**EXERCISE DESCRIPTION**
Without including any pictures, write out all the entries exactly.

· · · ·

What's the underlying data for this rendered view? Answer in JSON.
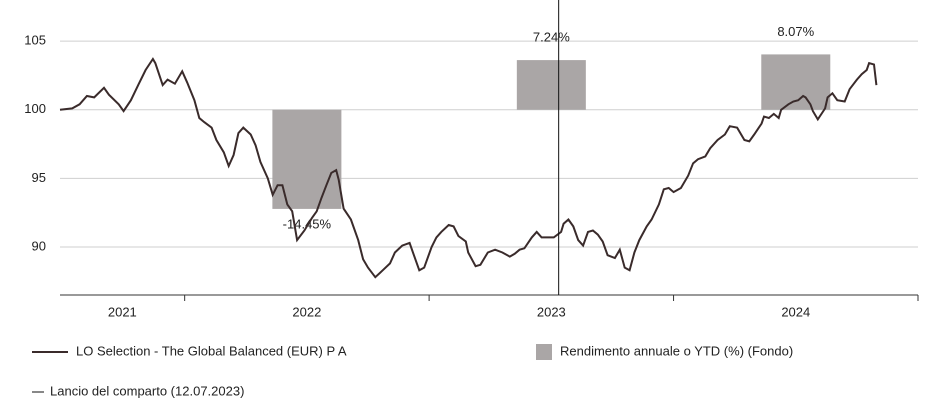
{
  "chart_data": {
    "type": "line-bar",
    "xlim": [
      2021.49,
      2025.0
    ],
    "xticks": [
      2022,
      2023,
      2024,
      2025
    ],
    "categories": [
      "2021",
      "2022",
      "2023",
      "2024"
    ],
    "ylim": [
      86.5,
      108
    ],
    "yticks": [
      90,
      95,
      100,
      105
    ],
    "y2lim": [
      -27,
      16
    ],
    "grid": true,
    "series": [
      {
        "name": "LO Selection - The Global Balanced (EUR) P A",
        "type": "line",
        "color": "#3a2b2b",
        "x": [
          2021.49,
          2021.54,
          2021.57,
          2021.6,
          2021.63,
          2021.67,
          2021.69,
          2021.73,
          2021.75,
          2021.78,
          2021.81,
          2021.84,
          2021.87,
          2021.88,
          2021.91,
          2021.93,
          2021.96,
          2021.99,
          2022.01,
          2022.04,
          2022.06,
          2022.08,
          2022.11,
          2022.13,
          2022.16,
          2022.18,
          2022.2,
          2022.22,
          2022.24,
          2022.27,
          2022.29,
          2022.31,
          2022.34,
          2022.36,
          2022.38,
          2022.4,
          2022.42,
          2022.44,
          2022.46,
          2022.49,
          2022.52,
          2022.54,
          2022.56,
          2022.58,
          2022.6,
          2022.62,
          2022.63,
          2022.65,
          2022.68,
          2022.71,
          2022.73,
          2022.75,
          2022.78,
          2022.81,
          2022.84,
          2022.86,
          2022.89,
          2022.92,
          2022.94,
          2022.96,
          2022.98,
          2023.01,
          2023.03,
          2023.05,
          2023.08,
          2023.1,
          2023.12,
          2023.15,
          2023.16,
          2023.19,
          2023.21,
          2023.24,
          2023.27,
          2023.3,
          2023.33,
          2023.35,
          2023.37,
          2023.39,
          2023.42,
          2023.44,
          2023.46,
          2023.49,
          2023.51,
          2023.54,
          2023.55,
          2023.57,
          2023.59,
          2023.61,
          2023.63,
          2023.65,
          2023.67,
          2023.69,
          2023.71,
          2023.73,
          2023.76,
          2023.78,
          2023.8,
          2023.82,
          2023.84,
          2023.86,
          2023.89,
          2023.91,
          2023.94,
          2023.96,
          2023.98,
          2024.0,
          2024.03,
          2024.06,
          2024.08,
          2024.1,
          2024.13,
          2024.15,
          2024.18,
          2024.21,
          2024.23,
          2024.26,
          2024.29,
          2024.31,
          2024.33,
          2024.36,
          2024.37,
          2024.39,
          2024.41,
          2024.43,
          2024.44,
          2024.47,
          2024.49,
          2024.51,
          2024.53,
          2024.54,
          2024.56,
          2024.57,
          2024.59,
          2024.62,
          2024.63,
          2024.65,
          2024.67,
          2024.7,
          2024.72,
          2024.75,
          2024.77,
          2024.79,
          2024.8,
          2024.82,
          2024.83
        ],
        "values": [
          100.0,
          100.1,
          100.4,
          101.0,
          100.9,
          101.6,
          101.1,
          100.4,
          99.9,
          100.7,
          101.8,
          102.9,
          103.7,
          103.4,
          101.8,
          102.2,
          101.9,
          102.8,
          102.0,
          100.7,
          99.4,
          99.1,
          98.7,
          97.8,
          96.9,
          95.9,
          96.7,
          98.3,
          98.7,
          98.2,
          97.4,
          96.2,
          95.0,
          93.8,
          94.5,
          94.5,
          93.1,
          92.6,
          90.5,
          91.2,
          92.1,
          92.6,
          93.6,
          94.5,
          95.4,
          95.6,
          94.9,
          92.8,
          92.0,
          90.5,
          89.1,
          88.5,
          87.8,
          88.3,
          88.8,
          89.6,
          90.1,
          90.3,
          89.3,
          88.3,
          88.5,
          90.0,
          90.7,
          91.1,
          91.6,
          91.5,
          90.8,
          90.4,
          89.6,
          88.6,
          88.7,
          89.6,
          89.8,
          89.6,
          89.3,
          89.5,
          89.8,
          89.9,
          90.7,
          91.1,
          90.7,
          90.7,
          90.7,
          91.1,
          91.7,
          92.0,
          91.5,
          90.5,
          90.1,
          91.1,
          91.2,
          90.9,
          90.4,
          89.4,
          89.2,
          89.8,
          88.5,
          88.3,
          89.6,
          90.5,
          91.5,
          92.0,
          93.1,
          94.2,
          94.3,
          94.0,
          94.3,
          95.2,
          96.1,
          96.4,
          96.6,
          97.2,
          97.8,
          98.2,
          98.8,
          98.7,
          97.8,
          97.7,
          98.2,
          99.0,
          99.5,
          99.4,
          99.7,
          99.4,
          100.0,
          100.4,
          100.6,
          100.7,
          101.0,
          100.9,
          100.4,
          99.9,
          99.3,
          100.1,
          100.9,
          101.2,
          100.7,
          100.6,
          101.5,
          102.2,
          102.6,
          102.9,
          103.4,
          103.3,
          101.8
        ]
      },
      {
        "name": "Rendimento annuale o YTD (%) (Fondo)",
        "type": "bar",
        "axis": "y2",
        "color": "#aaa6a6",
        "x": [
          2022.5,
          2023.5,
          2024.5
        ],
        "values": [
          -14.45,
          7.24,
          8.07
        ],
        "value_labels": [
          "-14.45%",
          "7.24%",
          "8.07%"
        ]
      }
    ],
    "launch_line": {
      "x": 2023.53,
      "label": "Lancio del comparto (12.07.2023)",
      "color": "#111111"
    }
  }
}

· · · ·

**EXERCISE SOLUTION**
What's the underlying data for this rendered view? Answer in JSON.
{
  "chart_data": {
    "type": "line-bar",
    "xlim": [
      2021.49,
      2025.0
    ],
    "xticks": [
      2022,
      2023,
      2024,
      2025
    ],
    "categories": [
      "2021",
      "2022",
      "2023",
      "2024"
    ],
    "ylim": [
      86.5,
      108
    ],
    "yticks": [
      90,
      95,
      100,
      105
    ],
    "y2lim": [
      -27,
      16
    ],
    "grid": true,
    "series": [
      {
        "name": "LO Selection - The Global Balanced (EUR) P A",
        "type": "line",
        "color": "#3a2b2b",
        "x": [
          2021.49,
          2021.54,
          2021.57,
          2021.6,
          2021.63,
          2021.67,
          2021.69,
          2021.73,
          2021.75,
          2021.78,
          2021.81,
          2021.84,
          2021.87,
          2021.88,
          2021.91,
          2021.93,
          2021.96,
          2021.99,
          2022.01,
          2022.04,
          2022.06,
          2022.08,
          2022.11,
          2022.13,
          2022.16,
          2022.18,
          2022.2,
          2022.22,
          2022.24,
          2022.27,
          2022.29,
          2022.31,
          2022.34,
          2022.36,
          2022.38,
          2022.4,
          2022.42,
          2022.44,
          2022.46,
          2022.49,
          2022.52,
          2022.54,
          2022.56,
          2022.58,
          2022.6,
          2022.62,
          2022.63,
          2022.65,
          2022.68,
          2022.71,
          2022.73,
          2022.75,
          2022.78,
          2022.81,
          2022.84,
          2022.86,
          2022.89,
          2022.92,
          2022.94,
          2022.96,
          2022.98,
          2023.01,
          2023.03,
          2023.05,
          2023.08,
          2023.1,
          2023.12,
          2023.15,
          2023.16,
          2023.19,
          2023.21,
          2023.24,
          2023.27,
          2023.3,
          2023.33,
          2023.35,
          2023.37,
          2023.39,
          2023.42,
          2023.44,
          2023.46,
          2023.49,
          2023.51,
          2023.54,
          2023.55,
          2023.57,
          2023.59,
          2023.61,
          2023.63,
          2023.65,
          2023.67,
          2023.69,
          2023.71,
          2023.73,
          2023.76,
          2023.78,
          2023.8,
          2023.82,
          2023.84,
          2023.86,
          2023.89,
          2023.91,
          2023.94,
          2023.96,
          2023.98,
          2024.0,
          2024.03,
          2024.06,
          2024.08,
          2024.1,
          2024.13,
          2024.15,
          2024.18,
          2024.21,
          2024.23,
          2024.26,
          2024.29,
          2024.31,
          2024.33,
          2024.36,
          2024.37,
          2024.39,
          2024.41,
          2024.43,
          2024.44,
          2024.47,
          2024.49,
          2024.51,
          2024.53,
          2024.54,
          2024.56,
          2024.57,
          2024.59,
          2024.62,
          2024.63,
          2024.65,
          2024.67,
          2024.7,
          2024.72,
          2024.75,
          2024.77,
          2024.79,
          2024.8,
          2024.82,
          2024.83
        ],
        "values": [
          100.0,
          100.1,
          100.4,
          101.0,
          100.9,
          101.6,
          101.1,
          100.4,
          99.9,
          100.7,
          101.8,
          102.9,
          103.7,
          103.4,
          101.8,
          102.2,
          101.9,
          102.8,
          102.0,
          100.7,
          99.4,
          99.1,
          98.7,
          97.8,
          96.9,
          95.9,
          96.7,
          98.3,
          98.7,
          98.2,
          97.4,
          96.2,
          95.0,
          93.8,
          94.5,
          94.5,
          93.1,
          92.6,
          90.5,
          91.2,
          92.1,
          92.6,
          93.6,
          94.5,
          95.4,
          95.6,
          94.9,
          92.8,
          92.0,
          90.5,
          89.1,
          88.5,
          87.8,
          88.3,
          88.8,
          89.6,
          90.1,
          90.3,
          89.3,
          88.3,
          88.5,
          90.0,
          90.7,
          91.1,
          91.6,
          91.5,
          90.8,
          90.4,
          89.6,
          88.6,
          88.7,
          89.6,
          89.8,
          89.6,
          89.3,
          89.5,
          89.8,
          89.9,
          90.7,
          91.1,
          90.7,
          90.7,
          90.7,
          91.1,
          91.7,
          92.0,
          91.5,
          90.5,
          90.1,
          91.1,
          91.2,
          90.9,
          90.4,
          89.4,
          89.2,
          89.8,
          88.5,
          88.3,
          89.6,
          90.5,
          91.5,
          92.0,
          93.1,
          94.2,
          94.3,
          94.0,
          94.3,
          95.2,
          96.1,
          96.4,
          96.6,
          97.2,
          97.8,
          98.2,
          98.8,
          98.7,
          97.8,
          97.7,
          98.2,
          99.0,
          99.5,
          99.4,
          99.7,
          99.4,
          100.0,
          100.4,
          100.6,
          100.7,
          101.0,
          100.9,
          100.4,
          99.9,
          99.3,
          100.1,
          100.9,
          101.2,
          100.7,
          100.6,
          101.5,
          102.2,
          102.6,
          102.9,
          103.4,
          103.3,
          101.8
        ]
      },
      {
        "name": "Rendimento annuale o YTD (%) (Fondo)",
        "type": "bar",
        "axis": "y2",
        "color": "#aaa6a6",
        "x": [
          2022.5,
          2023.5,
          2024.5
        ],
        "values": [
          -14.45,
          7.24,
          8.07
        ],
        "value_labels": [
          "-14.45%",
          "7.24%",
          "8.07%"
        ]
      }
    ],
    "launch_line": {
      "x": 2023.53,
      "label": "Lancio del comparto (12.07.2023)",
      "color": "#111111"
    }
  }
}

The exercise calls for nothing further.